WHAT THE EXERCISE ASKS.
Exactly as they appear, output all of the records. Skip any images.

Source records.

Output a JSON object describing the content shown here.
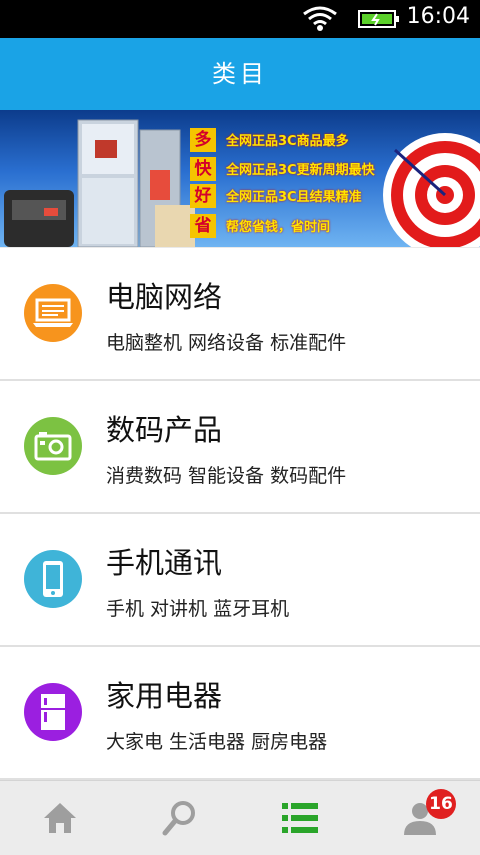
{
  "status_bar": {
    "time": "16:04"
  },
  "header": {
    "title": "类目"
  },
  "banner": {
    "rows": [
      {
        "key": "多",
        "text": "全网正品3C商品最多"
      },
      {
        "key": "快",
        "text": "全网正品3C更新周期最快"
      },
      {
        "key": "好",
        "text": "全网正品3C且结果精准"
      },
      {
        "key": "省",
        "text": "帮您省钱，省时间"
      }
    ]
  },
  "categories": [
    {
      "title": "电脑网络",
      "subtitle": "电脑整机 网络设备 标准配件",
      "icon": "laptop-icon",
      "color": "#f7941d"
    },
    {
      "title": "数码产品",
      "subtitle": "消费数码 智能设备 数码配件",
      "icon": "camera-icon",
      "color": "#7cc242"
    },
    {
      "title": "手机通讯",
      "subtitle": "手机 对讲机 蓝牙耳机",
      "icon": "phone-icon",
      "color": "#3fb4d8"
    },
    {
      "title": "家用电器",
      "subtitle": "大家电 生活电器 厨房电器",
      "icon": "fridge-icon",
      "color": "#9b1fe0"
    }
  ],
  "tabbar": {
    "tabs": [
      {
        "icon": "home-icon",
        "active": false
      },
      {
        "icon": "search-icon",
        "active": false
      },
      {
        "icon": "list-icon",
        "active": true
      },
      {
        "icon": "user-icon",
        "active": false
      }
    ],
    "badge": "16",
    "active_color": "#2aa52a",
    "inactive_color": "#9e9e9e"
  }
}
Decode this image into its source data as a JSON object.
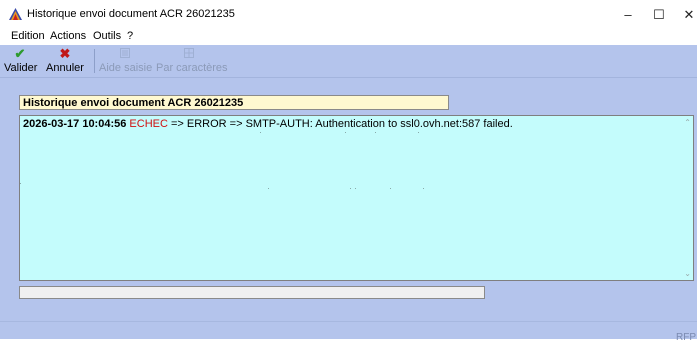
{
  "window": {
    "title": "Historique envoi document ACR 26021235",
    "minimize_icon": "minimize-icon",
    "maximize_icon": "maximize-icon",
    "close_icon": "close-icon"
  },
  "menu": {
    "items": [
      "Edition",
      "Actions",
      "Outils",
      "?"
    ]
  },
  "toolbar": {
    "valider_label": "Valider",
    "annuler_label": "Annuler",
    "aide_saisie_label": "Aide saisie",
    "par_caracteres_label": "Par caractères",
    "valider_icon": "check-icon",
    "annuler_icon": "cross-icon"
  },
  "history": {
    "title": "Historique envoi document ACR 26021235",
    "entries": [
      {
        "timestamp": "2026-03-17 10:04:56",
        "status": "ECHEC",
        "message": "=> ERROR => SMTP-AUTH: Authentication to ssl0.ovh.net:587 failed."
      }
    ]
  },
  "status_field": {
    "value": ""
  },
  "corner_text": "RFP",
  "colors": {
    "background": "#b4c4ec",
    "log_background": "#c4fcfc",
    "title_background": "#fff9d0",
    "error_text": "#d01010",
    "accept_green": "#2e9a2e",
    "cancel_red": "#c01818"
  }
}
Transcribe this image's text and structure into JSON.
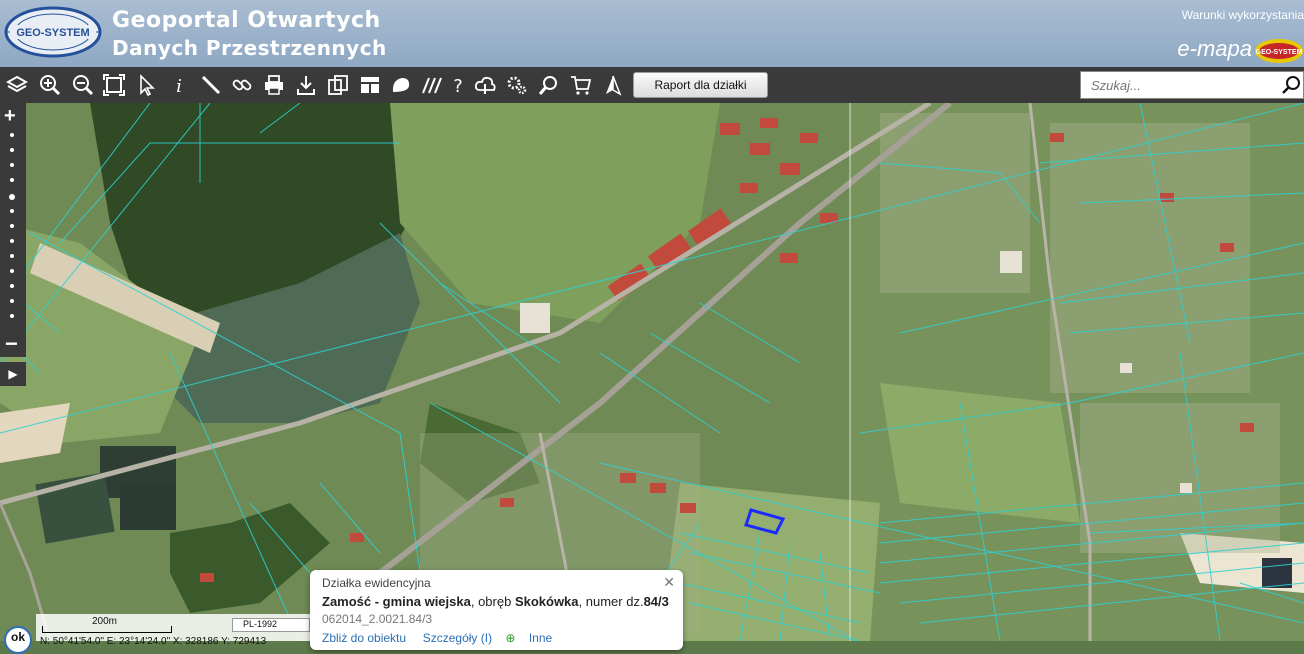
{
  "header": {
    "title_line1": "Geoportal Otwartych",
    "title_line2": "Danych Przestrzennych",
    "terms_link": "Warunki wykorzystania",
    "brand": "e-mapa",
    "logo_text": "GEO-SYSTEM",
    "brand_logo_text": "GEO-SYSTEM"
  },
  "toolbar": {
    "tools": [
      "layers-icon",
      "zoom-in-icon",
      "zoom-out-icon",
      "zoom-extent-icon",
      "pointer-icon",
      "info-icon",
      "measure-icon",
      "link-icon",
      "print-icon",
      "download-icon",
      "export-icon",
      "layout-icon",
      "shape-icon",
      "hatch-icon",
      "help-icon",
      "cloud-icon",
      "settings-icon",
      "search-map-icon",
      "cart-icon",
      "compass-icon"
    ],
    "raport_label": "Raport dla działki",
    "search_placeholder": "Szukaj..."
  },
  "scale": {
    "label": "200m",
    "crs": "PL-1992",
    "coords": "N: 50°41'54.0\"  E: 23°14'24.0\"  X: 328186  Y: 729413"
  },
  "ok_label": "ok",
  "popup": {
    "title": "Działka ewidencyjna",
    "place": "Zamość - gmina wiejska",
    "obreb_prefix": ", obręb ",
    "obreb": "Skokówka",
    "numer_prefix": ", numer dz.",
    "numer": "84/3",
    "id": "062014_2.0021.84/3",
    "link_zoom": "Zbliż do obiektu",
    "link_details": "Szczegóły (I)",
    "link_other": "Inne"
  },
  "colors": {
    "header_bg": "#98b0c9",
    "toolbar_bg": "#3a3a3a",
    "parcel_line": "#2fd0d0",
    "selected_parcel": "#1a2bff"
  }
}
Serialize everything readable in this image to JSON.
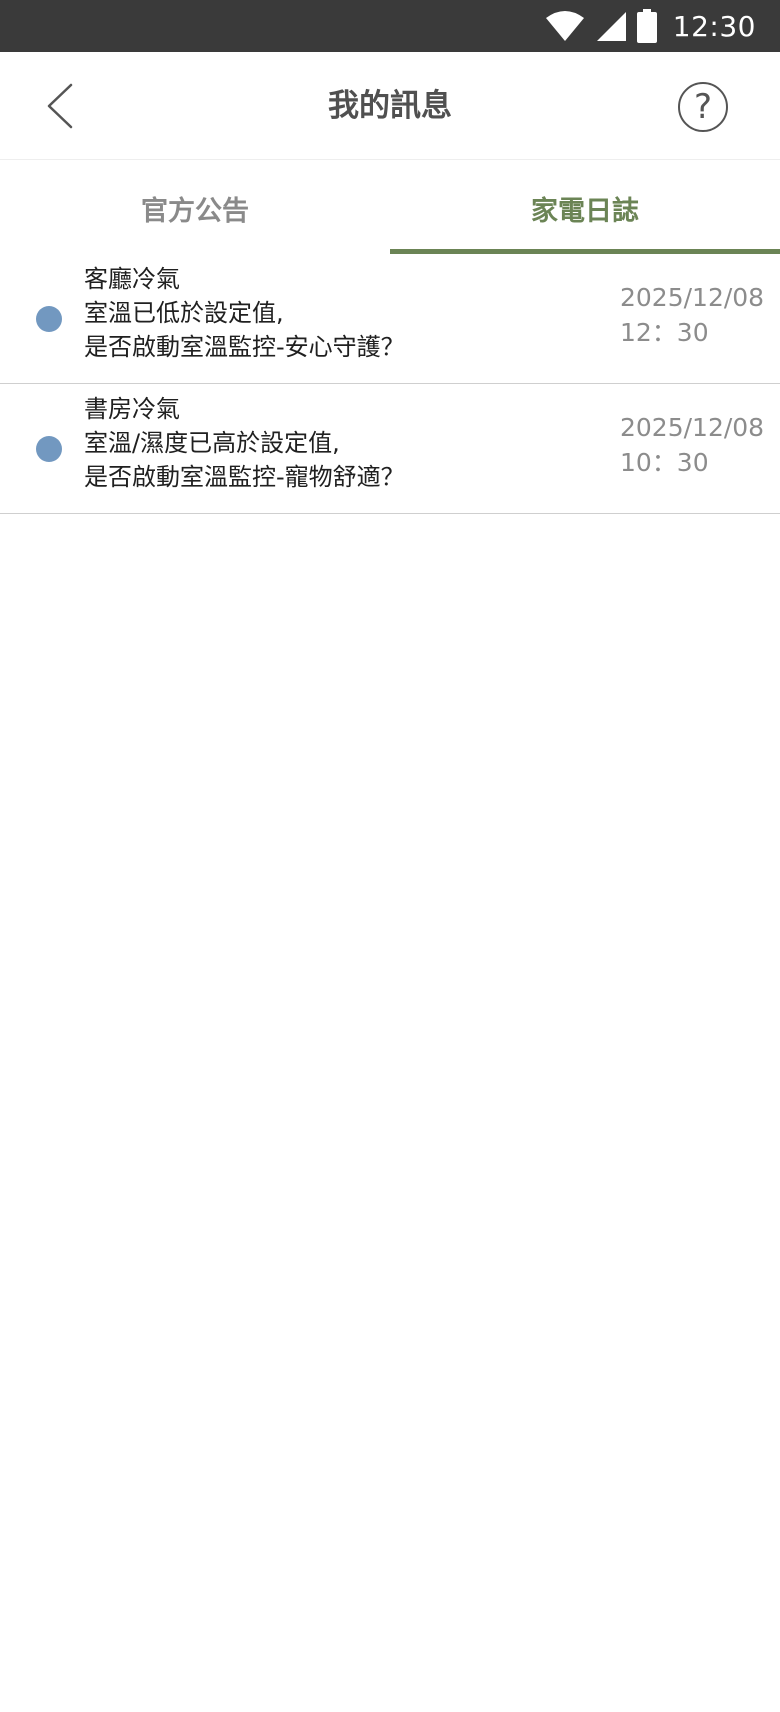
{
  "status_bar": {
    "time": "12:30",
    "icons": [
      "wifi-icon",
      "cellular-signal-icon",
      "battery-icon"
    ]
  },
  "header": {
    "title": "我的訊息",
    "back_icon": "chevron-left-icon",
    "help_label": "?"
  },
  "tabs": [
    {
      "label": "官方公告",
      "active": false
    },
    {
      "label": "家電日誌",
      "active": true
    }
  ],
  "messages": [
    {
      "device": "客廳冷氣",
      "line1": "室溫已低於設定值,",
      "line2": "是否啟動室溫監控-安心守護？",
      "date": "2025/12/08",
      "time": "12：30",
      "unread": true
    },
    {
      "device": "書房冷氣",
      "line1": "室溫/濕度已高於設定值,",
      "line2": "是否啟動室溫監控-寵物舒適？",
      "date": "2025/12/08",
      "time": "10：30",
      "unread": true
    }
  ],
  "colors": {
    "accent": "#6b8455",
    "unread_dot": "#7298c0",
    "status_bar": "#3a3a3a"
  }
}
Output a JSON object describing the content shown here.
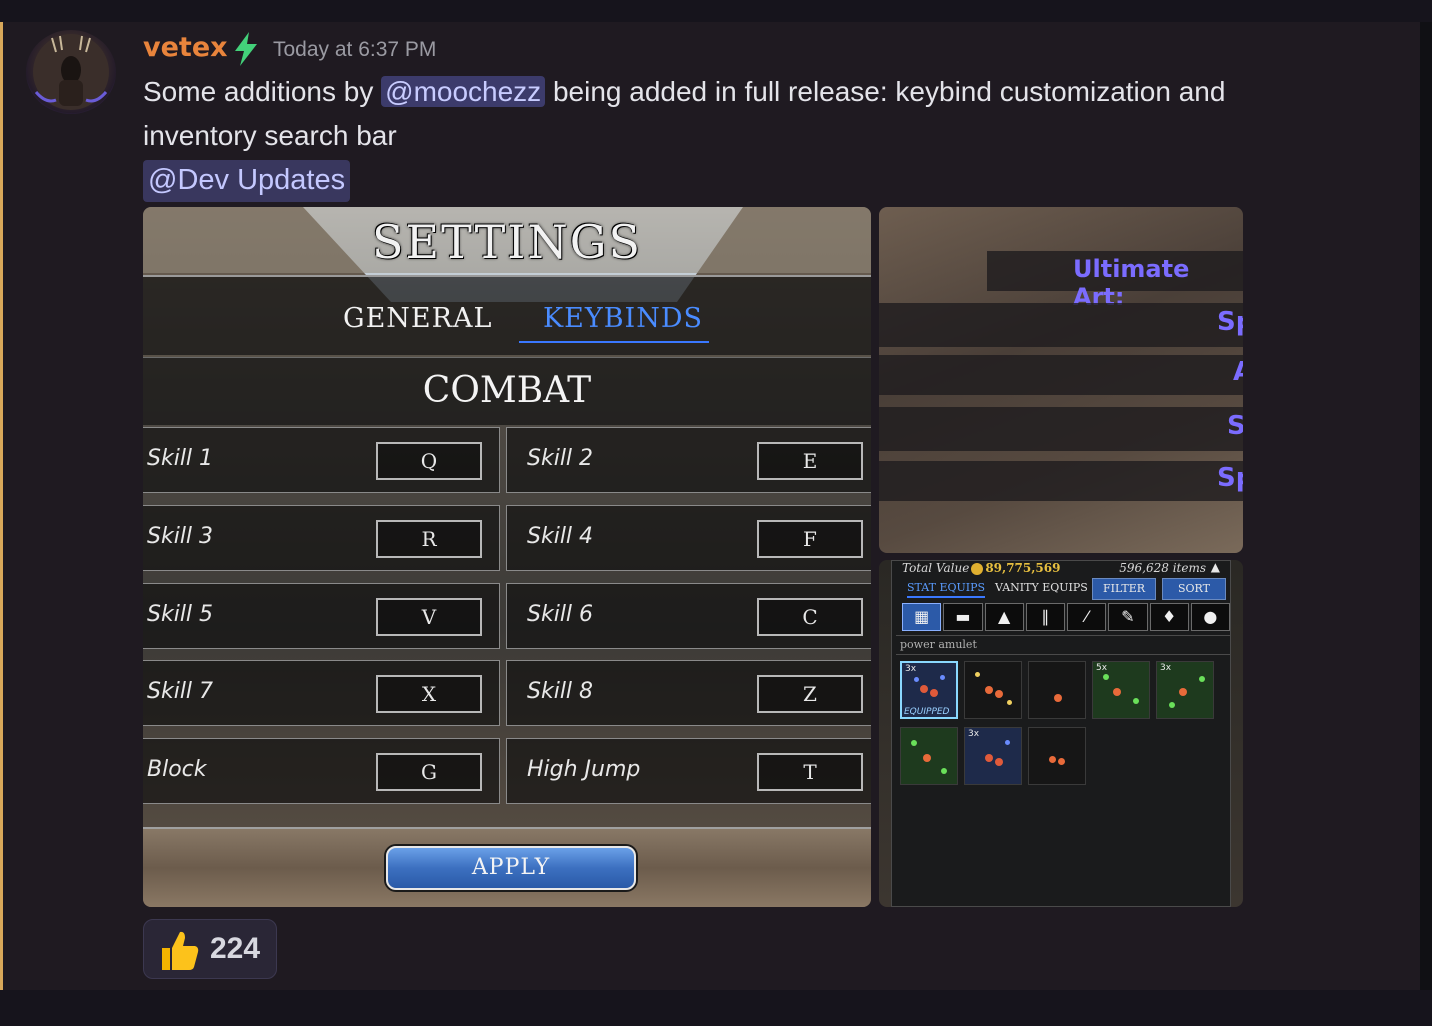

OUTPUT OF THE EXERCISE.
Output a JSON object describing the content shown here.
{
  "status_bar": {
    "time": "16:04"
  },
  "header": {
    "title": "类目"
  },
  "banner": {
    "rows": [
      {
        "key": "多",
        "text": "全网正品3C商品最多"
      },
      {
        "key": "快",
        "text": "全网正品3C更新周期最快"
      },
      {
        "key": "好",
        "text": "全网正品3C且结果精准"
      },
      {
        "key": "省",
        "text": "帮您省钱，省时间"
      }
    ]
  },
  "categories": [
    {
      "title": "电脑网络",
      "subtitle": "电脑整机 网络设备 标准配件",
      "icon": "laptop-icon",
      "color": "#f7941d"
    },
    {
      "title": "数码产品",
      "subtitle": "消费数码 智能设备 数码配件",
      "icon": "camera-icon",
      "color": "#7cc242"
    },
    {
      "title": "手机通讯",
      "subtitle": "手机 对讲机 蓝牙耳机",
      "icon": "phone-icon",
      "color": "#3fb4d8"
    },
    {
      "title": "家用电器",
      "subtitle": "大家电 生活电器 厨房电器",
      "icon": "fridge-icon",
      "color": "#9b1fe0"
    }
  ],
  "tabbar": {
    "tabs": [
      {
        "icon": "home-icon",
        "active": false
      },
      {
        "icon": "search-icon",
        "active": false
      },
      {
        "icon": "list-icon",
        "active": true
      },
      {
        "icon": "user-icon",
        "active": false
      }
    ],
    "badge": "16",
    "active_color": "#2aa52a",
    "inactive_color": "#9e9e9e"
  }
}
Decode this image into its source data as a JSON object.
{
  "window": {
    "title": "Historique envoi document ACR 26021235",
    "minimize_icon": "minimize-icon",
    "maximize_icon": "maximize-icon",
    "close_icon": "close-icon"
  },
  "menu": {
    "items": [
      "Edition",
      "Actions",
      "Outils",
      "?"
    ]
  },
  "toolbar": {
    "valider_label": "Valider",
    "annuler_label": "Annuler",
    "aide_saisie_label": "Aide saisie",
    "par_caracteres_label": "Par caractères",
    "valider_icon": "check-icon",
    "annuler_icon": "cross-icon"
  },
  "history": {
    "title": "Historique envoi document ACR 26021235",
    "entries": [
      {
        "timestamp": "2026-03-17 10:04:56",
        "status": "ECHEC",
        "message": "=> ERROR => SMTP-AUTH: Authentication to ssl0.ovh.net:587 failed."
      }
    ]
  },
  "status_field": {
    "value": ""
  },
  "corner_text": "RFP",
  "colors": {
    "background": "#b4c4ec",
    "log_background": "#c4fcfc",
    "title_background": "#fff9d0",
    "error_text": "#d01010",
    "accept_green": "#2e9a2e",
    "cancel_red": "#c01818"
  }
}
Transcribe this image's text and structure into JSON.
{
  "header": {
    "title_line1": "Geoportal Otwartych",
    "title_line2": "Danych Przestrzennych",
    "terms_link": "Warunki wykorzystania",
    "brand": "e-mapa",
    "logo_text": "GEO-SYSTEM",
    "brand_logo_text": "GEO-SYSTEM"
  },
  "toolbar": {
    "tools": [
      "layers-icon",
      "zoom-in-icon",
      "zoom-out-icon",
      "zoom-extent-icon",
      "pointer-icon",
      "info-icon",
      "measure-icon",
      "link-icon",
      "print-icon",
      "download-icon",
      "export-icon",
      "layout-icon",
      "shape-icon",
      "hatch-icon",
      "help-icon",
      "cloud-icon",
      "settings-icon",
      "search-map-icon",
      "cart-icon",
      "compass-icon"
    ],
    "raport_label": "Raport dla działki",
    "search_placeholder": "Szukaj..."
  },
  "scale": {
    "label": "200m",
    "crs": "PL-1992",
    "coords": "N: 50°41'54.0\"  E: 23°14'24.0\"  X: 328186  Y: 729413"
  },
  "ok_label": "ok",
  "popup": {
    "title": "Działka ewidencyjna",
    "place": "Zamość - gmina wiejska",
    "obreb_prefix": ", obręb ",
    "obreb": "Skokówka",
    "numer_prefix": ", numer dz.",
    "numer": "84/3",
    "id": "062014_2.0021.84/3",
    "link_zoom": "Zbliż do obiektu",
    "link_details": "Szczegóły (I)",
    "link_other": "Inne"
  },
  "colors": {
    "header_bg": "#98b0c9",
    "toolbar_bg": "#3a3a3a",
    "parcel_line": "#2fd0d0",
    "selected_parcel": "#1a2bff"
  }
}
Serialize everything readable in this image to JSON.
{
  "status_bar": {
    "time": "12:30",
    "icons": [
      "wifi-icon",
      "cellular-signal-icon",
      "battery-icon"
    ]
  },
  "header": {
    "title": "我的訊息",
    "back_icon": "chevron-left-icon",
    "help_label": "?"
  },
  "tabs": [
    {
      "label": "官方公告",
      "active": false
    },
    {
      "label": "家電日誌",
      "active": true
    }
  ],
  "messages": [
    {
      "device": "客廳冷氣",
      "line1": "室溫已低於設定值,",
      "line2": "是否啟動室溫監控-安心守護？",
      "date": "2025/12/08",
      "time": "12：30",
      "unread": true
    },
    {
      "device": "書房冷氣",
      "line1": "室溫/濕度已高於設定值,",
      "line2": "是否啟動室溫監控-寵物舒適？",
      "date": "2025/12/08",
      "time": "10：30",
      "unread": true
    }
  ],
  "colors": {
    "accent": "#6b8455",
    "unread_dot": "#7298c0",
    "status_bar": "#3a3a3a"
  }
}
Output a JSON object describing the content shown here.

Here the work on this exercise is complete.